## [Directions for this task]
Leave out the pictures and repeat the rest of the material exactly.
◇ ◇ ◇ ◇
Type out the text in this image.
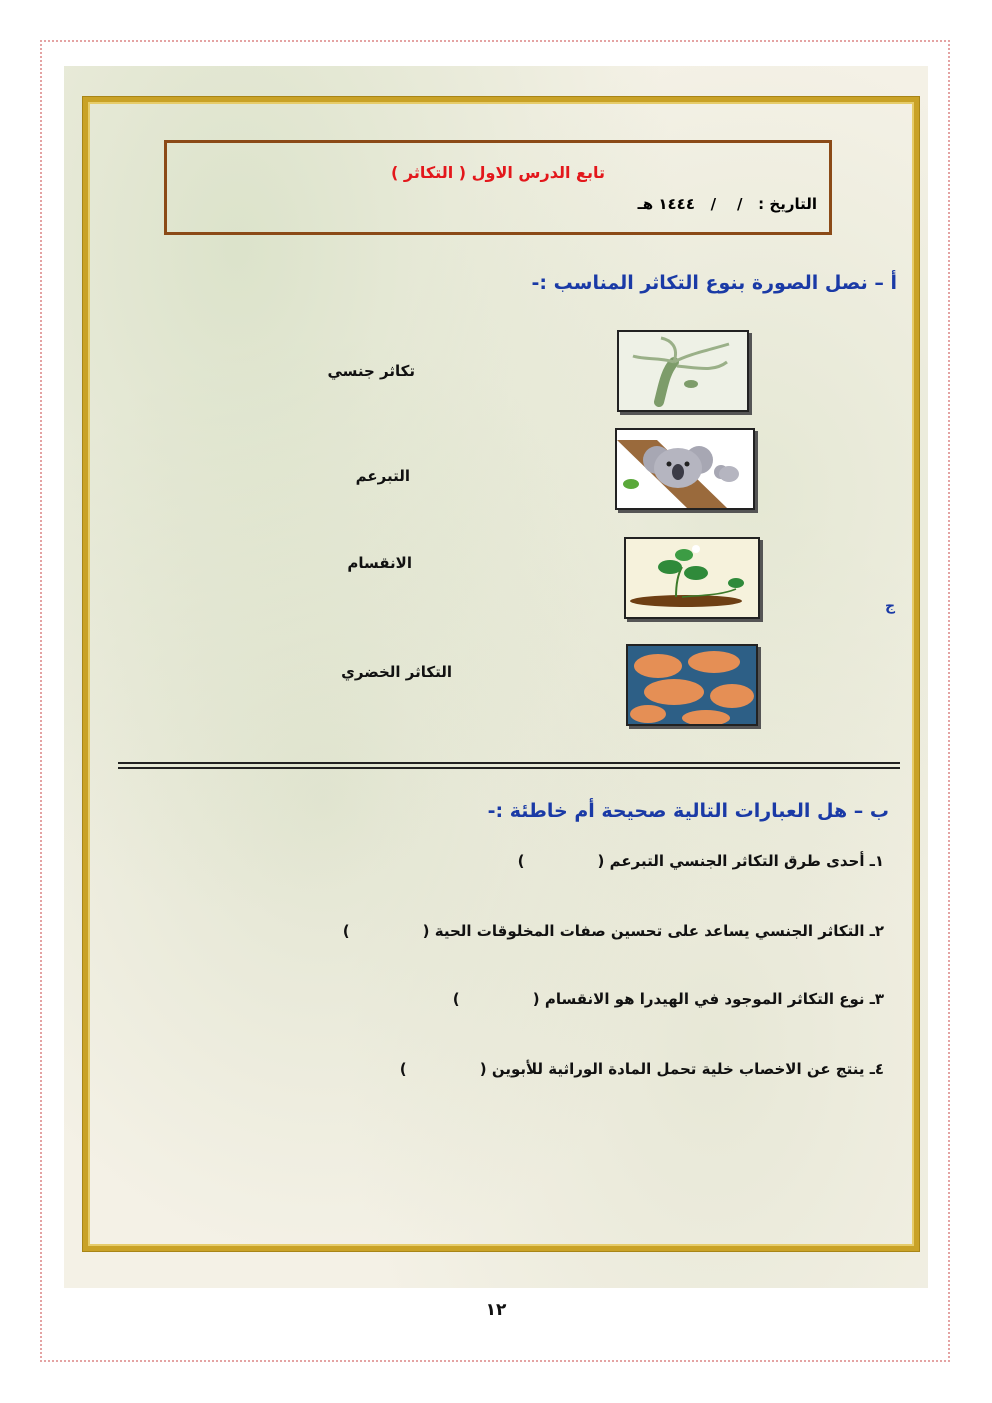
تابع الدرس الاول ( التكاثر )
التاريخ :   /    /   ١٤٤٤ هـ
أ – نصل الصورة بنوع التكاثر المناسب :-
تكاثر جنسي
التبرعم
الانقسام
التكاثر الخضري
ج
ب – هل العبارات التالية صحيحة أم خاطئة :-
١ـ أحدى طرق التكاثر الجنسي التبرعم (              )
٢ـ التكاثر الجنسي يساعد على تحسين صفات المخلوقات الحية (              )
٣ـ نوع التكاثر الموجود في الهيدرا هو الانقسام (              )
٤ـ ينتج عن الاخصاب خلية تحمل المادة الوراثية للأبوين (              )
١٢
◇ ◇ ◇ ◇
## [Result for this exercise]
Type out the text in this image.
تابع الدرس الاول ( التكاثر )
التاريخ :   /    /   ١٤٤٤ هـ
أ – نصل الصورة بنوع التكاثر المناسب :-
تكاثر جنسي
التبرعم
الانقسام
التكاثر الخضري
ج
ب – هل العبارات التالية صحيحة أم خاطئة :-
١ـ أحدى طرق التكاثر الجنسي التبرعم (              )
٢ـ التكاثر الجنسي يساعد على تحسين صفات المخلوقات الحية (              )
٣ـ نوع التكاثر الموجود في الهيدرا هو الانقسام (              )
٤ـ ينتج عن الاخصاب خلية تحمل المادة الوراثية للأبوين (              )
١٢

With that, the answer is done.